# Material to process start

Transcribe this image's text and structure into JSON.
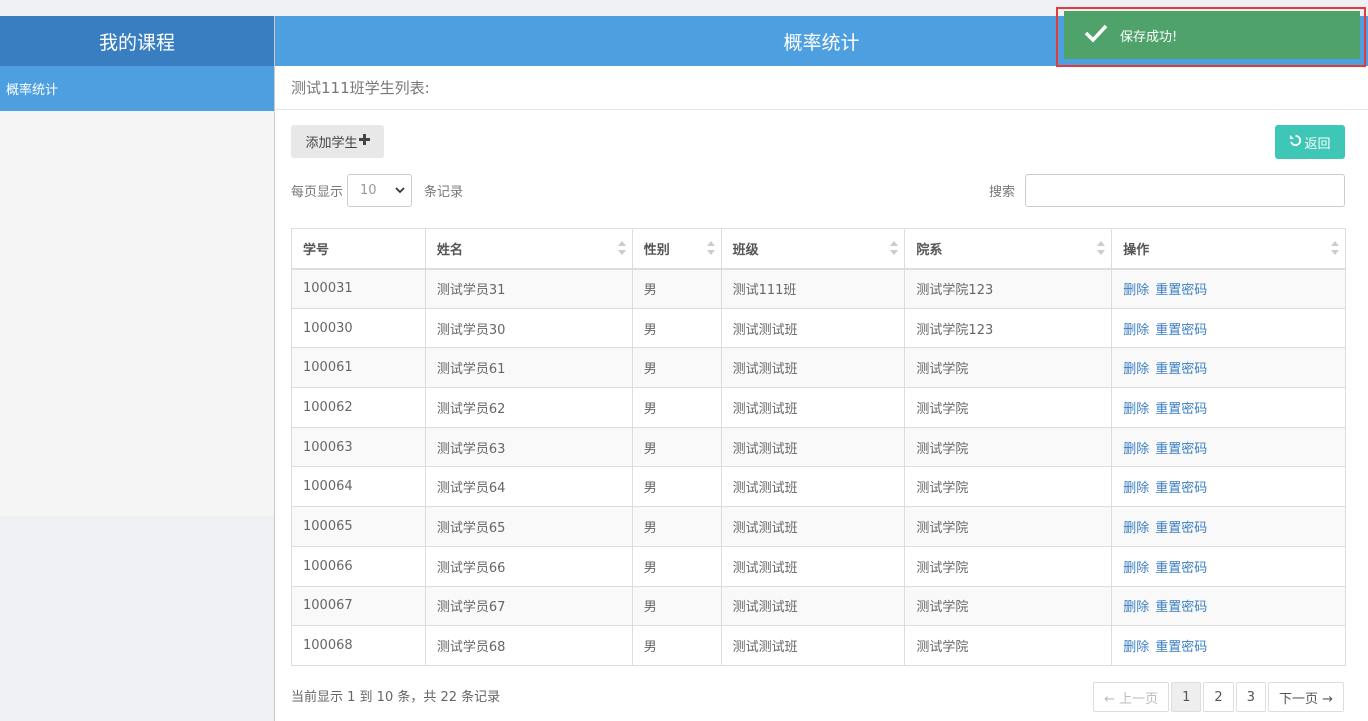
{
  "sidebar": {
    "title": "我的课程",
    "items": [
      {
        "label": "概率统计"
      }
    ]
  },
  "header": {
    "title": "概率统计"
  },
  "panel": {
    "heading": "测试111班学生列表:"
  },
  "toolbar": {
    "add_label": "添加学生",
    "back_label": "返回"
  },
  "length": {
    "prefix": "每页显示",
    "value": "10",
    "suffix": "条记录"
  },
  "search": {
    "label": "搜索",
    "value": ""
  },
  "table": {
    "columns": [
      "学号",
      "姓名",
      "性别",
      "班级",
      "院系",
      "操作"
    ],
    "rows": [
      [
        "100031",
        "测试学员31",
        "男",
        "测试111班",
        "测试学院123"
      ],
      [
        "100030",
        "测试学员30",
        "男",
        "测试测试班",
        "测试学院123"
      ],
      [
        "100061",
        "测试学员61",
        "男",
        "测试测试班",
        "测试学院"
      ],
      [
        "100062",
        "测试学员62",
        "男",
        "测试测试班",
        "测试学院"
      ],
      [
        "100063",
        "测试学员63",
        "男",
        "测试测试班",
        "测试学院"
      ],
      [
        "100064",
        "测试学员64",
        "男",
        "测试测试班",
        "测试学院"
      ],
      [
        "100065",
        "测试学员65",
        "男",
        "测试测试班",
        "测试学院"
      ],
      [
        "100066",
        "测试学员66",
        "男",
        "测试测试班",
        "测试学院"
      ],
      [
        "100067",
        "测试学员67",
        "男",
        "测试测试班",
        "测试学院"
      ],
      [
        "100068",
        "测试学员68",
        "男",
        "测试测试班",
        "测试学院"
      ]
    ],
    "actions": {
      "delete": "删除",
      "reset": "重置密码"
    }
  },
  "footer": {
    "info": "当前显示 1 到 10 条，共 22 条记录",
    "prev": "← 上一页",
    "pages": [
      "1",
      "2",
      "3"
    ],
    "next": "下一页 →"
  },
  "toast": {
    "message": "保存成功!"
  },
  "colors": {
    "sidebar_header": "#3a7ec2",
    "accent_blue": "#4e9fe0",
    "back_button": "#3ec6b6",
    "toast_bg": "#4fa36a",
    "highlight_border": "#e53a3a",
    "link": "#3a7ec2"
  }
}
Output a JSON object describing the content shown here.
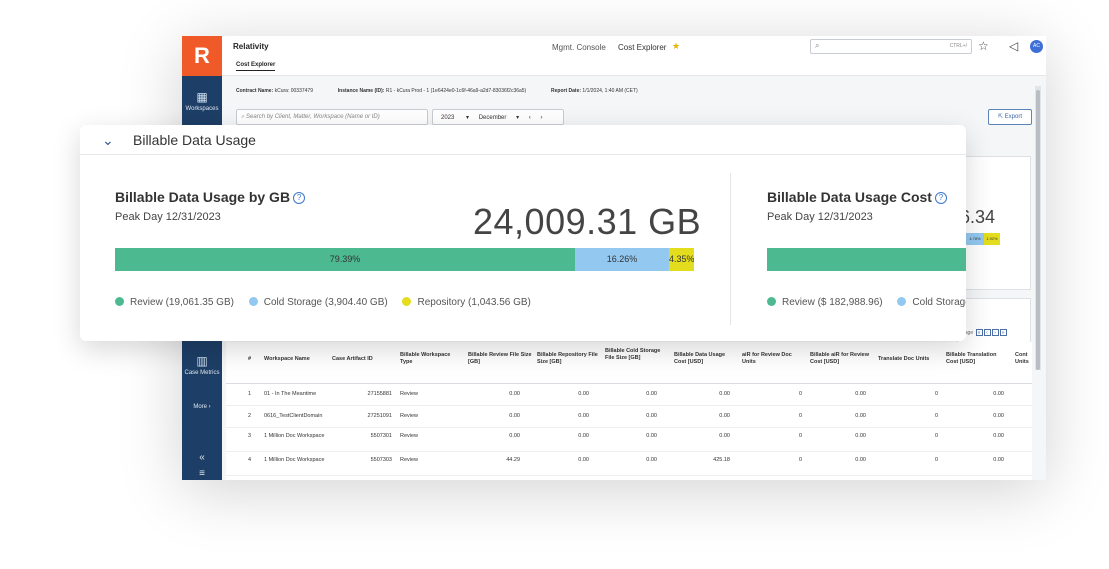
{
  "app": {
    "logo": "R",
    "title": "Relativity",
    "active_tab": "Cost Explorer",
    "nav_links": [
      "Mgmt. Console",
      "Cost Explorer"
    ],
    "search_shortcut": "CTRL+/",
    "avatar": "AC",
    "icons": [
      "search-icon",
      "star-icon",
      "megaphone-icon",
      "favorite-star-icon",
      "chevron-down-icon",
      "export-icon",
      "help-icon"
    ]
  },
  "sidebar": {
    "items": [
      {
        "label": "Workspaces",
        "icon": "workspaces-icon"
      },
      {
        "label": "Case Metrics",
        "icon": "bar-chart-icon"
      },
      {
        "label": "More",
        "icon": "chevron-right-icon"
      }
    ],
    "collapse": "«",
    "menu": "≡"
  },
  "info": {
    "contract_label": "Contract Name:",
    "contract_value": "kCura: 00337479",
    "instance_label": "Instance Name (ID):",
    "instance_value": "R1 - kCura Prod - 1 (1e6424e0-1c6f-46a9-a2d7-83036f2c36a5)",
    "report_label": "Report Date:",
    "report_value": "1/1/2024, 1:40 AM (CET)"
  },
  "filters": {
    "search_placeholder": "Search by Client, Matter, Workspace (Name or ID)",
    "year": "2023",
    "month": "December",
    "export_label": "Export"
  },
  "card": {
    "section_title": "Billable Data Usage",
    "gb_title": "Billable Data Usage by GB",
    "gb_peak": "Peak Day 12/31/2023",
    "gb_total": "24,009.31 GB",
    "segments": [
      {
        "label": "79.39%",
        "pct": 79.39,
        "color": "#4cb991"
      },
      {
        "label": "16.26%",
        "pct": 16.26,
        "color": "#93c8f0"
      },
      {
        "label": "4.35%",
        "pct": 4.35,
        "color": "#e3dd1e"
      }
    ],
    "legend": [
      {
        "label": "Review (19,061.35 GB)",
        "color": "#4cb991"
      },
      {
        "label": "Cold Storage (3,904.40 GB)",
        "color": "#93c8f0"
      },
      {
        "label": "Repository (1,043.56 GB)",
        "color": "#e3dd1e"
      }
    ],
    "cost_title": "Billable Data Usage Cost",
    "cost_peak": "Peak Day 12/31/2023",
    "cost_legend": [
      {
        "label": "Review ($ 182,988.96)",
        "color": "#4cb991"
      },
      {
        "label": "Cold Storage ($",
        "color": "#93c8f0"
      }
    ]
  },
  "behind": {
    "cost_partial": "6.34",
    "mini_segments": [
      "4.78%",
      "1.92%"
    ],
    "pager_label": "page"
  },
  "table": {
    "columns": [
      "#",
      "Workspace Name",
      "Case Artifact ID",
      "Billable Workspace Type",
      "Billable Review File Size [GB]",
      "Billable Repository File Size [GB]",
      "Billable Cold Storage File Size [GB]",
      "Billable Data Usage Cost [USD]",
      "aiR for Review Doc Units",
      "Billable aiR for Review Cost [USD]",
      "Translate Doc Units",
      "Billable Translation Cost [USD]",
      "Cont Units"
    ],
    "rows": [
      [
        "1",
        "01 - In The Meantime",
        "27155881",
        "Review",
        "0.00",
        "0.00",
        "0.00",
        "0.00",
        "0",
        "0.00",
        "0",
        "0.00"
      ],
      [
        "2",
        "0616_TestClientDomain",
        "27251091",
        "Review",
        "0.00",
        "0.00",
        "0.00",
        "0.00",
        "0",
        "0.00",
        "0",
        "0.00"
      ],
      [
        "3",
        "1 Million Doc Workspace",
        "5507301",
        "Review",
        "0.00",
        "0.00",
        "0.00",
        "0.00",
        "0",
        "0.00",
        "0",
        "0.00"
      ],
      [
        "4",
        "1 Million Doc Workspace",
        "5507303",
        "Review",
        "44.29",
        "0.00",
        "0.00",
        "425.18",
        "0",
        "0.00",
        "0",
        "0.00"
      ]
    ]
  }
}
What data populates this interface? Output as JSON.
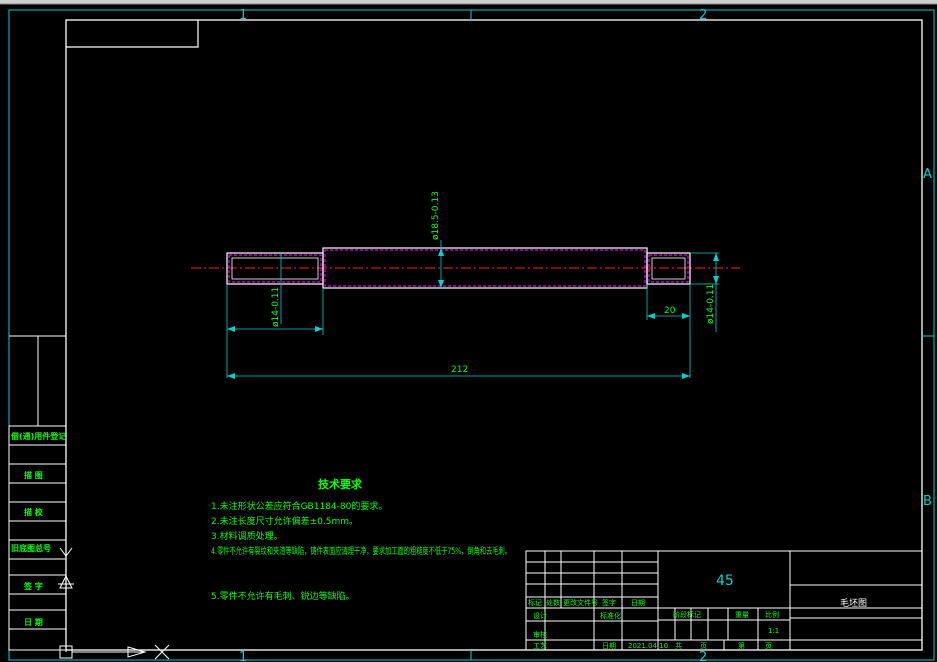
{
  "zones": {
    "top_left": "1",
    "top_right": "2",
    "bottom_left": "1",
    "bottom_right": "2",
    "row_a": "A",
    "row_b": "B"
  },
  "dimensions": {
    "main_diameter": "ø18.5-0.13",
    "left_diameter": "ø14-0.11",
    "right_diameter": "ø14-0.11",
    "right_length": "20",
    "total_length": "212"
  },
  "sidebar_labels": [
    "借(通)用件登记",
    "描 图",
    "描 校",
    "旧底图总号",
    "签 字",
    "日 期"
  ],
  "tech_notes": {
    "title": "技术要求",
    "lines": [
      "1.未注形状公差应符合GB1184-80的要求。",
      "2.未注长度尺寸允许偏差±0.5mm。",
      "3.材料调质处理。",
      "4.零件不允许有裂纹和夹渣等缺陷，铸件表面应清理干净，要求加工面的粗糙度不低于75%，倒角和去毛刺。",
      "5.零件不允许有毛刺、锐边等缺陷。"
    ]
  },
  "title_block": {
    "material": "45",
    "drawing_name": "毛坯图",
    "scale": "1:1",
    "date": "2021.04.10",
    "labels": {
      "mark": "标记",
      "count": "处数",
      "change_doc": "更改文件号",
      "sign": "签字",
      "date_label": "日期",
      "design": "设计",
      "standardization": "标准化",
      "review": "审核",
      "process": "工艺",
      "stage_mark": "阶段标记",
      "weight": "重量",
      "scale_label": "比例",
      "total": "共",
      "sheet": "第",
      "page": "页"
    }
  }
}
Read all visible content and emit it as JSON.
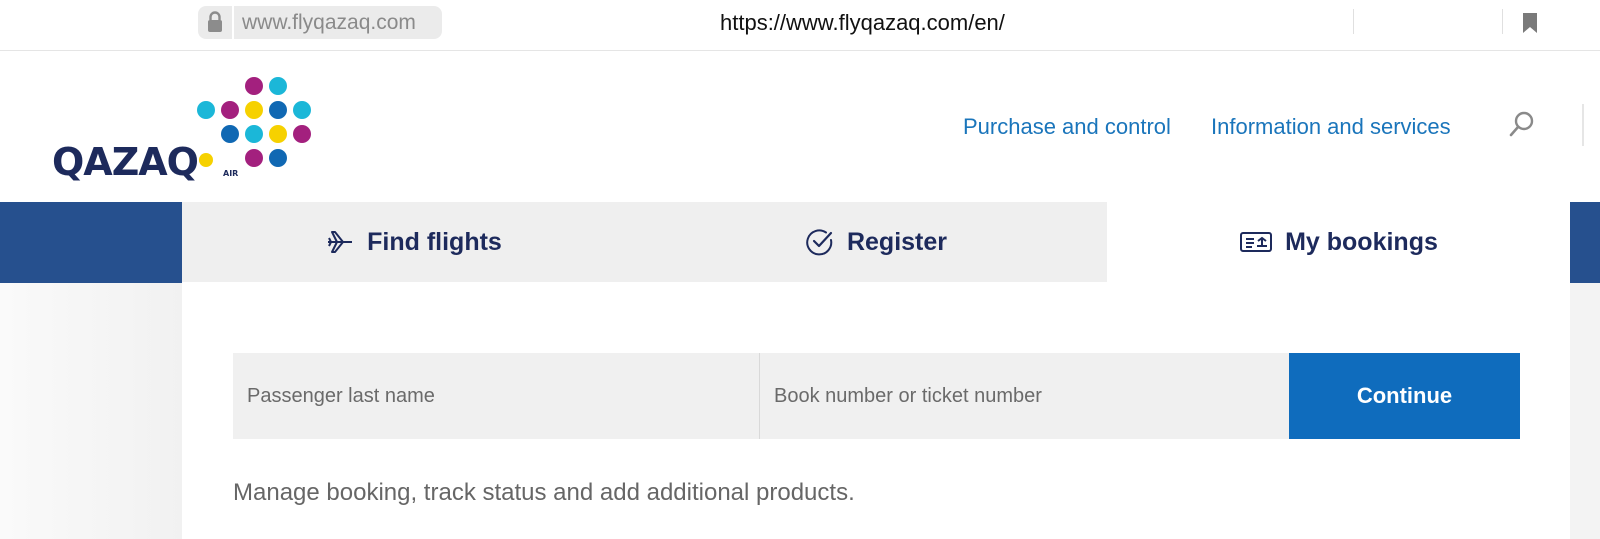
{
  "browser": {
    "domain_chip": "www.flyqazaq.com",
    "url": "https://www.flyqazaq.com/en/"
  },
  "header": {
    "logo_text": "QAZAQ",
    "logo_subtext": "AIR",
    "nav": [
      {
        "label": "Purchase and control"
      },
      {
        "label": "Information and services"
      }
    ]
  },
  "tabs": [
    {
      "label": "Find flights",
      "icon": "airplane-icon",
      "active": false
    },
    {
      "label": "Register",
      "icon": "check-circle-icon",
      "active": false
    },
    {
      "label": "My bookings",
      "icon": "ticket-icon",
      "active": true
    }
  ],
  "form": {
    "last_name_placeholder": "Passenger last name",
    "last_name_value": "",
    "booking_placeholder": "Book number or ticket number",
    "booking_value": "",
    "continue_label": "Continue"
  },
  "helper_text": "Manage booking, track status and add additional products.",
  "colors": {
    "brand_navy": "#1d2a5c",
    "band_blue": "#26508e",
    "link_blue": "#1a75bb",
    "button_blue": "#0f6cbd",
    "dot_magenta": "#a3207e",
    "dot_cyan": "#1bb7d8",
    "dot_yellow": "#f6d100",
    "dot_blue": "#1068b3"
  }
}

# Material to process end

Goal — Pick every line with "JSON" in it and copy it.

Solution for this task —
Transcribe this image's text and structure into JSON.
Output a JSON object describing the content shown here.
What data populates this interface? Output as JSON.
Read all visible content and emit it as JSON.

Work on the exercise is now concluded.